| Records from a dataset |
*****
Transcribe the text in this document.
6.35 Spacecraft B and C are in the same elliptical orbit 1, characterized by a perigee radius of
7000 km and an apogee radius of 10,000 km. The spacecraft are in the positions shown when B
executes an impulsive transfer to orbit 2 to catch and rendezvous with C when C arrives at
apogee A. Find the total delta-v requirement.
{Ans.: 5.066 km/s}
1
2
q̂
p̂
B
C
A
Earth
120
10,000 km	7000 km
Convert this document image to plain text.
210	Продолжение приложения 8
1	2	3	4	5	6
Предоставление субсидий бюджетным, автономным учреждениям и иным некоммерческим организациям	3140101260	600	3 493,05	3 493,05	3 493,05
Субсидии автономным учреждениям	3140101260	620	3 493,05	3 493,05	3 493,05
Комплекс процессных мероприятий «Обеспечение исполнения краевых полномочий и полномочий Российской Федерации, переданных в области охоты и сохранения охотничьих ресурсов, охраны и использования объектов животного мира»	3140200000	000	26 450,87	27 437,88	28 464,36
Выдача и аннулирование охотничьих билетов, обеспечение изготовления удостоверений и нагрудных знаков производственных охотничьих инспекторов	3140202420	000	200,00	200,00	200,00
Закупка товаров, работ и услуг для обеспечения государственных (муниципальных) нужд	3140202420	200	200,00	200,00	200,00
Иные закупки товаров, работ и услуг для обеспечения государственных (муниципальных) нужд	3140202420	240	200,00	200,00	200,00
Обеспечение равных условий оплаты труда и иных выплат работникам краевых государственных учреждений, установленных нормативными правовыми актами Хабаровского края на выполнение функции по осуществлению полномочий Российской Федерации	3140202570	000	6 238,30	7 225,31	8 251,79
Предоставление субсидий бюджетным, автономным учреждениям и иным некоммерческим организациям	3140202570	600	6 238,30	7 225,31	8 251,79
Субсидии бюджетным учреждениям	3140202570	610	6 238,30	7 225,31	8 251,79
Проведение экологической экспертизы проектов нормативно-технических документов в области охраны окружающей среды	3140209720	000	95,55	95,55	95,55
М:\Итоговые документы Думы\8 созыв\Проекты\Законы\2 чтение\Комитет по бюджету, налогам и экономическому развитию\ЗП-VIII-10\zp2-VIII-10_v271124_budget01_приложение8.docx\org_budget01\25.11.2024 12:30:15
*****
| REQUIRED WORK |
All of the entries above should be written out again exactly.

| FULL ANSWER |
Transcribe the text in this document.
6.35 Spacecraft B and C are in the same elliptical orbit 1, characterized by a perigee radius of
7000 km and an apogee radius of 10,000 km. The spacecraft are in the positions shown when B
executes an impulsive transfer to orbit 2 to catch and rendezvous with C when C arrives at
apogee A. Find the total delta-v requirement.
{Ans.: 5.066 km/s}
1
2
q̂
p̂
B
C
A
Earth
120
10,000 km	7000 km
Convert this document image to plain text.
210	Продолжение приложения 8
1	2	3	4	5	6
Предоставление субсидий бюджетным, автономным учреждениям и иным некоммерческим организациям	3140101260	600	3 493,05	3 493,05	3 493,05
Субсидии автономным учреждениям	3140101260	620	3 493,05	3 493,05	3 493,05
Комплекс процессных мероприятий «Обеспечение исполнения краевых полномочий и полномочий Российской Федерации, переданных в области охоты и сохранения охотничьих ресурсов, охраны и использования объектов животного мира»	3140200000	000	26 450,87	27 437,88	28 464,36
Выдача и аннулирование охотничьих билетов, обеспечение изготовления удостоверений и нагрудных знаков производственных охотничьих инспекторов	3140202420	000	200,00	200,00	200,00
Закупка товаров, работ и услуг для обеспечения государственных (муниципальных) нужд	3140202420	200	200,00	200,00	200,00
Иные закупки товаров, работ и услуг для обеспечения государственных (муниципальных) нужд	3140202420	240	200,00	200,00	200,00
Обеспечение равных условий оплаты труда и иных выплат работникам краевых государственных учреждений, установленных нормативными правовыми актами Хабаровского края на выполнение функции по осуществлению полномочий Российской Федерации	3140202570	000	6 238,30	7 225,31	8 251,79
Предоставление субсидий бюджетным, автономным учреждениям и иным некоммерческим организациям	3140202570	600	6 238,30	7 225,31	8 251,79
Субсидии бюджетным учреждениям	3140202570	610	6 238,30	7 225,31	8 251,79
Проведение экологической экспертизы проектов нормативно-технических документов в области охраны окружающей среды	3140209720	000	95,55	95,55	95,55
М:\Итоговые документы Думы\8 созыв\Проекты\Законы\2 чтение\Комитет по бюджету, налогам и экономическому развитию\ЗП-VIII-10\zp2-VIII-10_v271124_budget01_приложение8.docx\org_budget01\25.11.2024 12:30:15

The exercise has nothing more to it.